[Records]

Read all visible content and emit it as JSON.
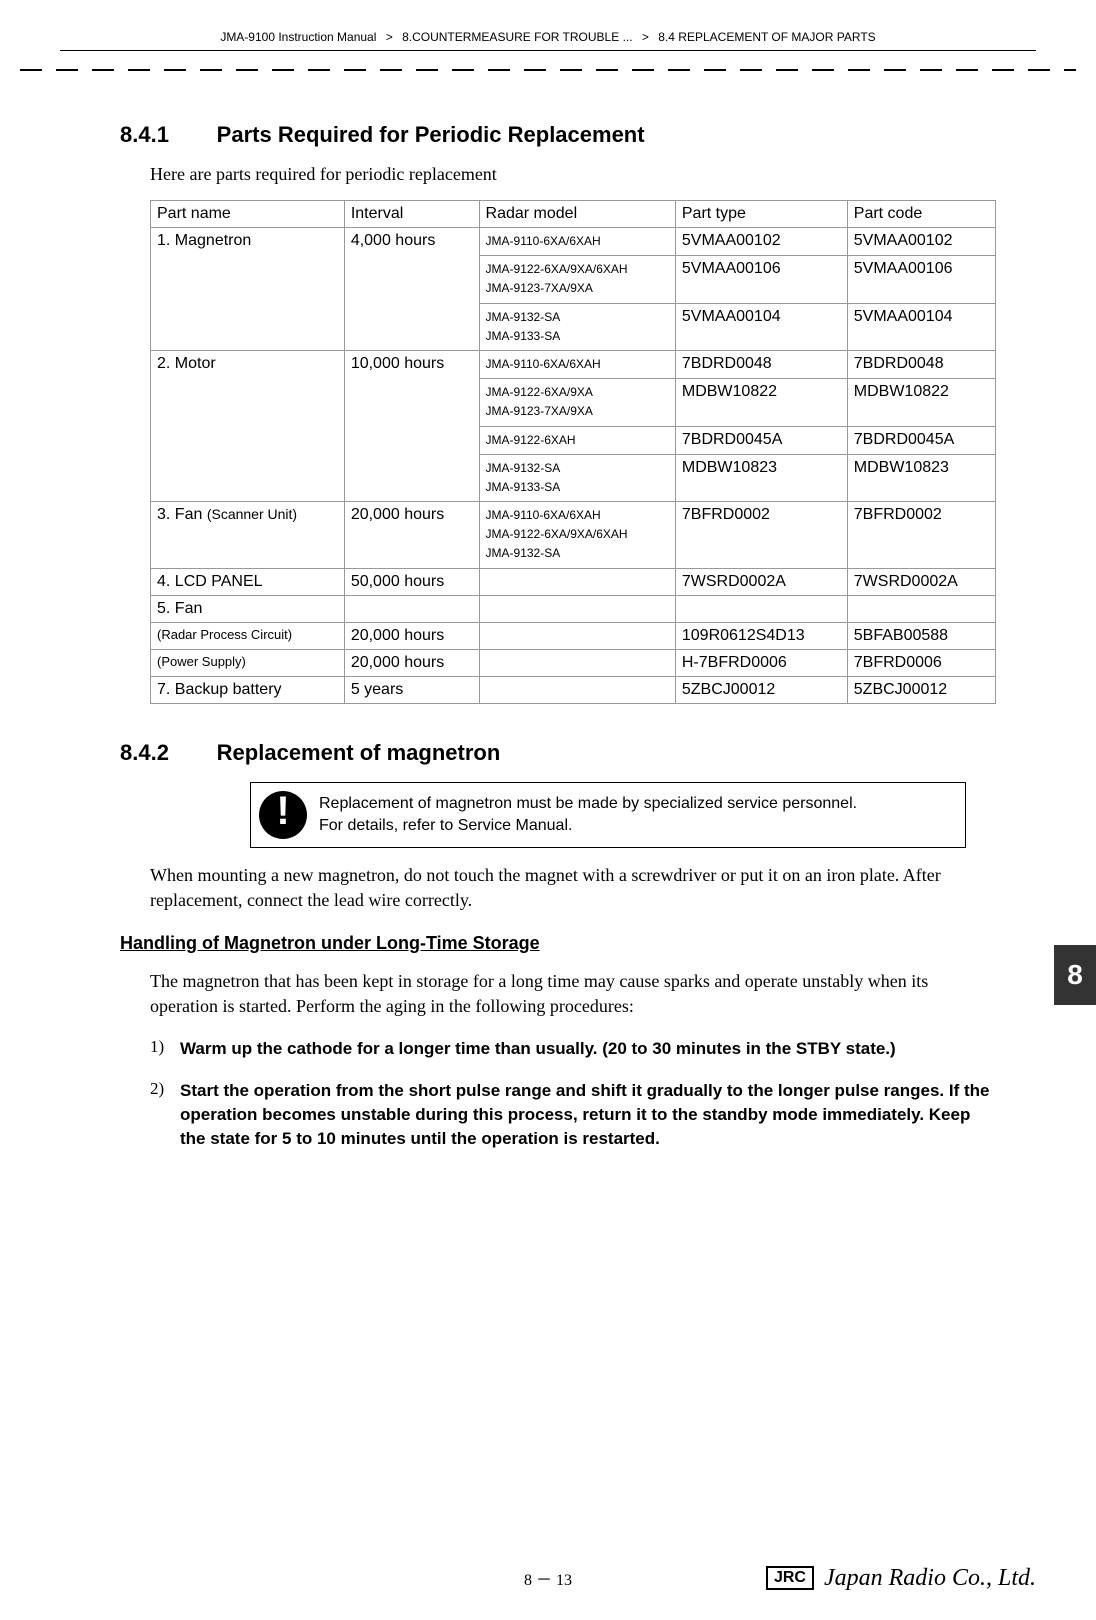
{
  "breadcrumb": {
    "manual": "JMA-9100 Instruction Manual",
    "sep": ">",
    "chapter": "8.COUNTERMEASURE FOR TROUBLE ...",
    "section": "8.4  REPLACEMENT OF MAJOR PARTS"
  },
  "s841": {
    "num": "8.4.1",
    "title": "Parts Required for Periodic Replacement",
    "intro": "Here are parts required for periodic replacement"
  },
  "table": {
    "headers": [
      "Part name",
      "Interval",
      "Radar model",
      "Part type",
      "Part code"
    ],
    "r1": {
      "name": "1. Magnetron",
      "interval": "4,000 hours",
      "m1": "JMA-9110-6XA/6XAH",
      "t1": "5VMAA00102",
      "c1": "5VMAA00102",
      "m2a": "JMA-9122-6XA/9XA/6XAH",
      "m2b": "JMA-9123-7XA/9XA",
      "t2": "5VMAA00106",
      "c2": "5VMAA00106",
      "m3a": "JMA-9132-SA",
      "m3b": "JMA-9133-SA",
      "t3": "5VMAA00104",
      "c3": "5VMAA00104"
    },
    "r2": {
      "name": "2. Motor",
      "interval": "10,000 hours",
      "m1": "JMA-9110-6XA/6XAH",
      "t1": "7BDRD0048",
      "c1": "7BDRD0048",
      "m2a": "JMA-9122-6XA/9XA",
      "m2b": "JMA-9123-7XA/9XA",
      "t2": "MDBW10822",
      "c2": "MDBW10822",
      "m3": "JMA-9122-6XAH",
      "t3": "7BDRD0045A",
      "c3": "7BDRD0045A",
      "m4a": "JMA-9132-SA",
      "m4b": "JMA-9133-SA",
      "t4": "MDBW10823",
      "c4": "MDBW10823"
    },
    "r3": {
      "name": "3. Fan ",
      "note": "(Scanner Unit)",
      "interval": "20,000 hours",
      "m1": "JMA-9110-6XA/6XAH",
      "m2": "JMA-9122-6XA/9XA/6XAH",
      "m3": "JMA-9132-SA",
      "t1": "7BFRD0002",
      "c1": "7BFRD0002"
    },
    "r4": {
      "name": "4. LCD PANEL",
      "interval": "50,000 hours",
      "t1": "7WSRD0002A",
      "c1": "7WSRD0002A"
    },
    "r5": {
      "name": "5. Fan"
    },
    "r6": {
      "name": "(Radar Process Circuit)",
      "interval": "20,000 hours",
      "t1": "109R0612S4D13",
      "c1": "5BFAB00588"
    },
    "r7": {
      "name": "(Power Supply)",
      "interval": "20,000 hours",
      "t1": "H-7BFRD0006",
      "c1": "7BFRD0006"
    },
    "r8": {
      "name": "7. Backup battery",
      "interval": "5 years",
      "t1": "5ZBCJ00012",
      "c1": "5ZBCJ00012"
    }
  },
  "s842": {
    "num": "8.4.2",
    "title": "Replacement of magnetron",
    "warn1": "Replacement of magnetron must be made by specialized service personnel.",
    "warn2": "For details, refer to Service Manual.",
    "para1": "When mounting a new magnetron, do not touch the magnet with a screwdriver or put it on an iron plate. After replacement, connect the lead wire correctly.",
    "sub": "Handling of Magnetron under Long-Time Storage",
    "para2": "The magnetron that has been kept in storage for a long time may cause sparks and operate unstably when its operation is started. Perform the aging in the following procedures:",
    "p1n": "1)",
    "p1": "Warm up the cathode for a longer time than usually. (20 to 30 minutes in the STBY state.)",
    "p2n": "2)",
    "p2": "Start the operation from the short pulse range and shift it gradually to the longer pulse ranges.  If the operation becomes unstable during this process, return it to the standby mode immediately. Keep the state for 5 to 10 minutes until the operation is restarted."
  },
  "sidetab": "8",
  "footer": {
    "page": "8 － 13",
    "jrc": "JRC",
    "brand": "Japan Radio Co., Ltd."
  }
}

# GIVEN PROBLEM:
Give only the number of lines in the listing above that include the string "Radar".

# EXERCISE ANSWER:
2